## Activity
The expected output is every entry that follows, reproduced exactly.

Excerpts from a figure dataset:
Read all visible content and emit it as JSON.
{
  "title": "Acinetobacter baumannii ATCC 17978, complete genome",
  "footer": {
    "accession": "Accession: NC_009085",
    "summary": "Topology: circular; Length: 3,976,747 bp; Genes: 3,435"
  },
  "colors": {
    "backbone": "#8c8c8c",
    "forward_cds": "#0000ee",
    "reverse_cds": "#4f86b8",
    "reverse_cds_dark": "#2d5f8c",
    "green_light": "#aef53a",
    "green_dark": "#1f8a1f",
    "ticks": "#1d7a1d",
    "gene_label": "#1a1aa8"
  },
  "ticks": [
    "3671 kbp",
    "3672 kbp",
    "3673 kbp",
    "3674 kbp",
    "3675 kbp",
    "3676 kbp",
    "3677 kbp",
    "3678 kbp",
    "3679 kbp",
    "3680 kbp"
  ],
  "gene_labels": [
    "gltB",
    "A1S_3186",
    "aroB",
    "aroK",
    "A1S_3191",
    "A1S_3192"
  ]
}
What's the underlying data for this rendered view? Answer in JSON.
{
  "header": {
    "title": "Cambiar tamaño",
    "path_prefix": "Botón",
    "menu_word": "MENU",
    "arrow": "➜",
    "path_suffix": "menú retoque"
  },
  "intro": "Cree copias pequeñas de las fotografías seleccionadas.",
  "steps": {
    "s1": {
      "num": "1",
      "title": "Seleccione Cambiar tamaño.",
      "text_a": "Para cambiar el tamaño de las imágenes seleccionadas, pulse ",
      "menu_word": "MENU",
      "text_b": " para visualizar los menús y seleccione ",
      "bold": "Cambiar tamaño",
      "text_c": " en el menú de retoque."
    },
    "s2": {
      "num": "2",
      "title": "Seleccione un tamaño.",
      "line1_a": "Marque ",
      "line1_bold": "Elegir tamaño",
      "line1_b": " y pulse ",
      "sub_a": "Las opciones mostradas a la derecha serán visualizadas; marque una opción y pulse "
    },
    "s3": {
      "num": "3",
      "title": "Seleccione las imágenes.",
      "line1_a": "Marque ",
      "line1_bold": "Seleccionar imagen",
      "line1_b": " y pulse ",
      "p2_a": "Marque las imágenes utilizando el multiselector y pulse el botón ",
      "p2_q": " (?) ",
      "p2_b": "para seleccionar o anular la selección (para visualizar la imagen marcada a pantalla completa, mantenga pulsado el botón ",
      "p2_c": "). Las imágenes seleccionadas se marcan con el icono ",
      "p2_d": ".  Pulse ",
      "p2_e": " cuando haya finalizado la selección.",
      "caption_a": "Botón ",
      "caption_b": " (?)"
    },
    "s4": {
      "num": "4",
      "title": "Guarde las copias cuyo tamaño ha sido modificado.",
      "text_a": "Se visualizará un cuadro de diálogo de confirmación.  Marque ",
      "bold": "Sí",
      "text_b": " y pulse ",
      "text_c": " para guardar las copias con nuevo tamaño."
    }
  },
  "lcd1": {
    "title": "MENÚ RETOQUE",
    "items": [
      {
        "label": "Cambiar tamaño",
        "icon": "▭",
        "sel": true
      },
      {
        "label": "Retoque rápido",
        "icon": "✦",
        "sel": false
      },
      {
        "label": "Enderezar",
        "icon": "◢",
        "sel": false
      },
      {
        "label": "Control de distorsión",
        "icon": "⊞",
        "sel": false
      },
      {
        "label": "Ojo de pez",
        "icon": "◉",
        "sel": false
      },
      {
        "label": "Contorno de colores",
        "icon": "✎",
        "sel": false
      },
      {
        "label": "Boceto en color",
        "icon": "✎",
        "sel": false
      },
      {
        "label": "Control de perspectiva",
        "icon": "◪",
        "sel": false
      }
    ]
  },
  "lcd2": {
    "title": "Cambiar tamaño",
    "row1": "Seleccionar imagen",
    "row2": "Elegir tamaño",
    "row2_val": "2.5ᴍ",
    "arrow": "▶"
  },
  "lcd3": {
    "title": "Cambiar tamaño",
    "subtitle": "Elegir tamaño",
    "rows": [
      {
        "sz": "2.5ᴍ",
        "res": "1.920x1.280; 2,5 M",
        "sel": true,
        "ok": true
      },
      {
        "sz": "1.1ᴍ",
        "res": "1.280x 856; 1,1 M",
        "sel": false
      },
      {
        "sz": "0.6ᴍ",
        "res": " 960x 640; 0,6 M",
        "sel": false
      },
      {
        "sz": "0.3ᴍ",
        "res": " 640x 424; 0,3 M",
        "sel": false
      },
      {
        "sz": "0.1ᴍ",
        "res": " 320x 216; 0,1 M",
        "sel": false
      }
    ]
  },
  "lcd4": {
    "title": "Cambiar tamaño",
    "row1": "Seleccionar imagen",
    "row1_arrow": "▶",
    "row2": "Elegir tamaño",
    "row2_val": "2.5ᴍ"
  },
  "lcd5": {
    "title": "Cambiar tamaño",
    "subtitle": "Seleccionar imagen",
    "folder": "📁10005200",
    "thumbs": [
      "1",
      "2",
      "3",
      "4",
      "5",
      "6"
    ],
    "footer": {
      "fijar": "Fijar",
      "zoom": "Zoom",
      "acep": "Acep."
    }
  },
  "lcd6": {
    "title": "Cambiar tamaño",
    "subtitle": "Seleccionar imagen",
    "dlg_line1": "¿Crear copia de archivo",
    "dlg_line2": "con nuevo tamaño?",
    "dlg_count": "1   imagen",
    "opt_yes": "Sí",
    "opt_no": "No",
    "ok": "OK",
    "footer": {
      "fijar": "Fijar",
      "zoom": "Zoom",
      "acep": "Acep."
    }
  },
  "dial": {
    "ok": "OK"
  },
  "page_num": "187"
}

## Task output
Read all visible content and emit it as JSON.
{
  "title": "Acinetobacter baumannii ATCC 17978, complete genome",
  "footer": {
    "accession": "Accession: NC_009085",
    "summary": "Topology: circular; Length: 3,976,747 bp; Genes: 3,435"
  },
  "colors": {
    "backbone": "#8c8c8c",
    "forward_cds": "#0000ee",
    "reverse_cds": "#4f86b8",
    "reverse_cds_dark": "#2d5f8c",
    "green_light": "#aef53a",
    "green_dark": "#1f8a1f",
    "ticks": "#1d7a1d",
    "gene_label": "#1a1aa8"
  },
  "ticks": [
    "3671 kbp",
    "3672 kbp",
    "3673 kbp",
    "3674 kbp",
    "3675 kbp",
    "3676 kbp",
    "3677 kbp",
    "3678 kbp",
    "3679 kbp",
    "3680 kbp"
  ],
  "gene_labels": [
    "gltB",
    "A1S_3186",
    "aroB",
    "aroK",
    "A1S_3191",
    "A1S_3192"
  ]
}
What's the underlying data for this rendered view? Answer in JSON.
{
  "header": {
    "title": "Cambiar tamaño",
    "path_prefix": "Botón",
    "menu_word": "MENU",
    "arrow": "➜",
    "path_suffix": "menú retoque"
  },
  "intro": "Cree copias pequeñas de las fotografías seleccionadas.",
  "steps": {
    "s1": {
      "num": "1",
      "title": "Seleccione Cambiar tamaño.",
      "text_a": "Para cambiar el tamaño de las imágenes seleccionadas, pulse ",
      "menu_word": "MENU",
      "text_b": " para visualizar los menús y seleccione ",
      "bold": "Cambiar tamaño",
      "text_c": " en el menú de retoque."
    },
    "s2": {
      "num": "2",
      "title": "Seleccione un tamaño.",
      "line1_a": "Marque ",
      "line1_bold": "Elegir tamaño",
      "line1_b": " y pulse ",
      "sub_a": "Las opciones mostradas a la derecha serán visualizadas; marque una opción y pulse "
    },
    "s3": {
      "num": "3",
      "title": "Seleccione las imágenes.",
      "line1_a": "Marque ",
      "line1_bold": "Seleccionar imagen",
      "line1_b": " y pulse ",
      "p2_a": "Marque las imágenes utilizando el multiselector y pulse el botón ",
      "p2_q": " (?) ",
      "p2_b": "para seleccionar o anular la selección (para visualizar la imagen marcada a pantalla completa, mantenga pulsado el botón ",
      "p2_c": "). Las imágenes seleccionadas se marcan con el icono ",
      "p2_d": ".  Pulse ",
      "p2_e": " cuando haya finalizado la selección.",
      "caption_a": "Botón ",
      "caption_b": " (?)"
    },
    "s4": {
      "num": "4",
      "title": "Guarde las copias cuyo tamaño ha sido modificado.",
      "text_a": "Se visualizará un cuadro de diálogo de confirmación.  Marque ",
      "bold": "Sí",
      "text_b": " y pulse ",
      "text_c": " para guardar las copias con nuevo tamaño."
    }
  },
  "lcd1": {
    "title": "MENÚ RETOQUE",
    "items": [
      {
        "label": "Cambiar tamaño",
        "icon": "▭",
        "sel": true
      },
      {
        "label": "Retoque rápido",
        "icon": "✦",
        "sel": false
      },
      {
        "label": "Enderezar",
        "icon": "◢",
        "sel": false
      },
      {
        "label": "Control de distorsión",
        "icon": "⊞",
        "sel": false
      },
      {
        "label": "Ojo de pez",
        "icon": "◉",
        "sel": false
      },
      {
        "label": "Contorno de colores",
        "icon": "✎",
        "sel": false
      },
      {
        "label": "Boceto en color",
        "icon": "✎",
        "sel": false
      },
      {
        "label": "Control de perspectiva",
        "icon": "◪",
        "sel": false
      }
    ]
  },
  "lcd2": {
    "title": "Cambiar tamaño",
    "row1": "Seleccionar imagen",
    "row2": "Elegir tamaño",
    "row2_val": "2.5ᴍ",
    "arrow": "▶"
  },
  "lcd3": {
    "title": "Cambiar tamaño",
    "subtitle": "Elegir tamaño",
    "rows": [
      {
        "sz": "2.5ᴍ",
        "res": "1.920x1.280; 2,5 M",
        "sel": true,
        "ok": true
      },
      {
        "sz": "1.1ᴍ",
        "res": "1.280x 856; 1,1 M",
        "sel": false
      },
      {
        "sz": "0.6ᴍ",
        "res": " 960x 640; 0,6 M",
        "sel": false
      },
      {
        "sz": "0.3ᴍ",
        "res": " 640x 424; 0,3 M",
        "sel": false
      },
      {
        "sz": "0.1ᴍ",
        "res": " 320x 216; 0,1 M",
        "sel": false
      }
    ]
  },
  "lcd4": {
    "title": "Cambiar tamaño",
    "row1": "Seleccionar imagen",
    "row1_arrow": "▶",
    "row2": "Elegir tamaño",
    "row2_val": "2.5ᴍ"
  },
  "lcd5": {
    "title": "Cambiar tamaño",
    "subtitle": "Seleccionar imagen",
    "folder": "📁10005200",
    "thumbs": [
      "1",
      "2",
      "3",
      "4",
      "5",
      "6"
    ],
    "footer": {
      "fijar": "Fijar",
      "zoom": "Zoom",
      "acep": "Acep."
    }
  },
  "lcd6": {
    "title": "Cambiar tamaño",
    "subtitle": "Seleccionar imagen",
    "dlg_line1": "¿Crear copia de archivo",
    "dlg_line2": "con nuevo tamaño?",
    "dlg_count": "1   imagen",
    "opt_yes": "Sí",
    "opt_no": "No",
    "ok": "OK",
    "footer": {
      "fijar": "Fijar",
      "zoom": "Zoom",
      "acep": "Acep."
    }
  },
  "dial": {
    "ok": "OK"
  },
  "page_num": "187"
}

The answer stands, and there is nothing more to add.